- Written request -
Separate out the lines that hold "qual".

- Records supplied -
--
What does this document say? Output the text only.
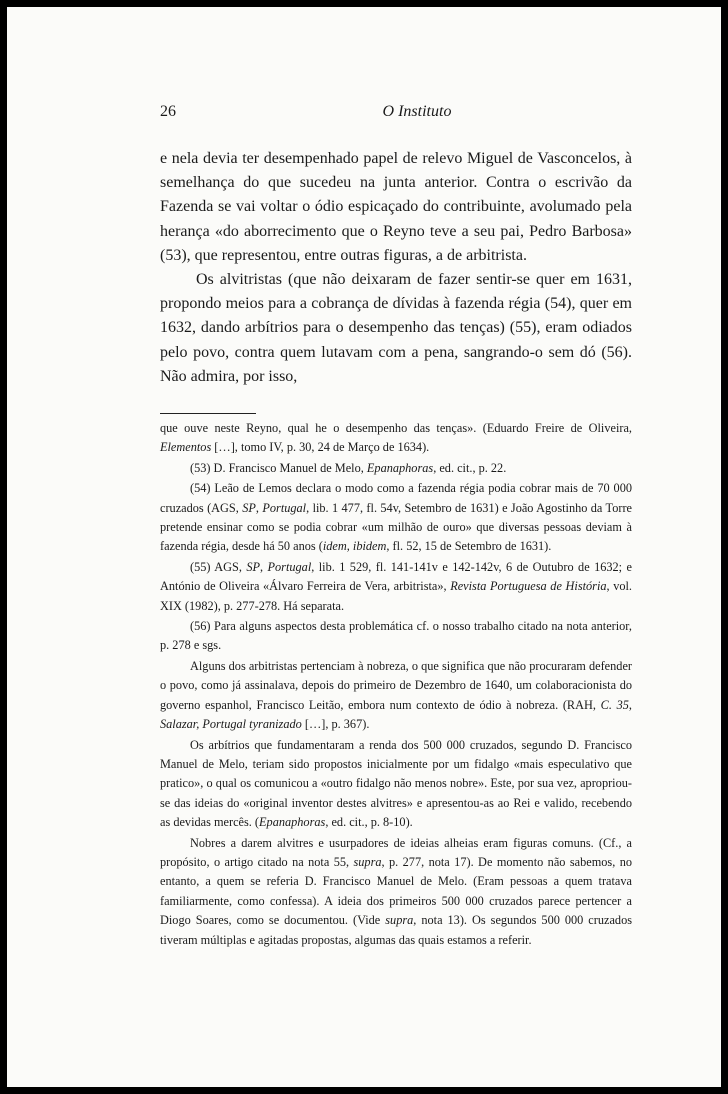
26	O Instituto

e nela devia ter desempenhado papel de relevo Miguel de Vasconcelos, à semelhança do que sucedeu na junta anterior. Contra o escrivão da Fazenda se vai voltar o ódio espicaçado do contribuinte, avolumado pela herança «do aborrecimento que o Reyno teve a seu pai, Pedro Barbosa» (53), que representou, entre outras figuras, a de arbitrista.

Os alvitristas (que não deixaram de fazer sentir-se quer em 1631, propondo meios para a cobrança de dívidas à fazenda régia (54), quer em 1632, dando arbítrios para o desempenho das tenças) (55), eram odiados pelo povo, contra quem lutavam com a pena, sangrando-o sem dó (56). Não admira, por isso,

que ouve neste Reyno, qual he o desempenho das tenças». (Eduardo Freire de Oliveira, Elementos […], tomo IV, p. 30, 24 de Março de 1634).

(53) D. Francisco Manuel de Melo, Epanaphoras, ed. cit., p. 22.

(54) Leão de Lemos declara o modo como a fazenda régia podia cobrar mais de 70 000 cruzados (AGS, SP, Portugal, lib. 1 477, fl. 54v, Setembro de 1631) e João Agostinho da Torre pretende ensinar como se podia cobrar «um milhão de ouro» que diversas pessoas deviam à fazenda régia, desde há 50 anos (idem, ibidem, fl. 52, 15 de Setembro de 1631).

(55) AGS, SP, Portugal, lib. 1 529, fl. 141-141v e 142-142v, 6 de Outubro de 1632; e António de Oliveira «Álvaro Ferreira de Vera, arbitrista», Revista Portuguesa de História, vol. XIX (1982), p. 277-278. Há separata.

(56) Para alguns aspectos desta problemática cf. o nosso trabalho citado na nota anterior, p. 278 e sgs.

Alguns dos arbitristas pertenciam à nobreza, o que significa que não procuraram defender o povo, como já assinalava, depois do primeiro de Dezembro de 1640, um colaboracionista do governo espanhol, Francisco Leitão, embora num contexto de ódio à nobreza. (RAH, C. 35, Salazar, Portugal tyranizado […], p. 367).

Os arbítrios que fundamentaram a renda dos 500 000 cruzados, segundo D. Francisco Manuel de Melo, teriam sido propostos inicialmente por um fidalgo «mais especulativo que pratico», o qual os comunicou a «outro fidalgo não menos nobre». Este, por sua vez, apropriou-se das ideias do «original inventor destes alvitres» e apresentou-as ao Rei e valido, recebendo as devidas mercês. (Epanaphoras, ed. cit., p. 8-10).

Nobres a darem alvitres e usurpadores de ideias alheias eram figuras comuns. (Cf., a propósito, o artigo citado na nota 55, supra, p. 277, nota 17). De momento não sabemos, no entanto, a quem se referia D. Francisco Manuel de Melo. (Eram pessoas a quem tratava familiarmente, como confessa). A ideia dos primeiros 500 000 cruzados parece pertencer a Diogo Soares, como se documentou. (Vide supra, nota 13). Os segundos 500 000 cruzados tiveram múltiplas e agitadas propostas, algumas das quais estamos a referir.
--
- Task result -
que ouve neste Reyno, qual he o desempenho das tenças». (Eduardo Freire de Oliveira, Elementos […], tomo IV, p. 30, 24 de Março de 1634).
Os arbítrios que fundamentaram a renda dos 500 000 cruzados, segundo D. Francisco Manuel de Melo, teriam sido propostos inicialmente por um fidalgo «mais especulativo que pratico», o qual os comunicou a «outro fidalgo não menos nobre». Este, por sua vez, apropriou-se das ideias do «original inventor destes alvitres» e apresentou-as ao Rei e valido, recebendo as devidas mercês. (Epanaphoras, ed. cit., p. 8-10).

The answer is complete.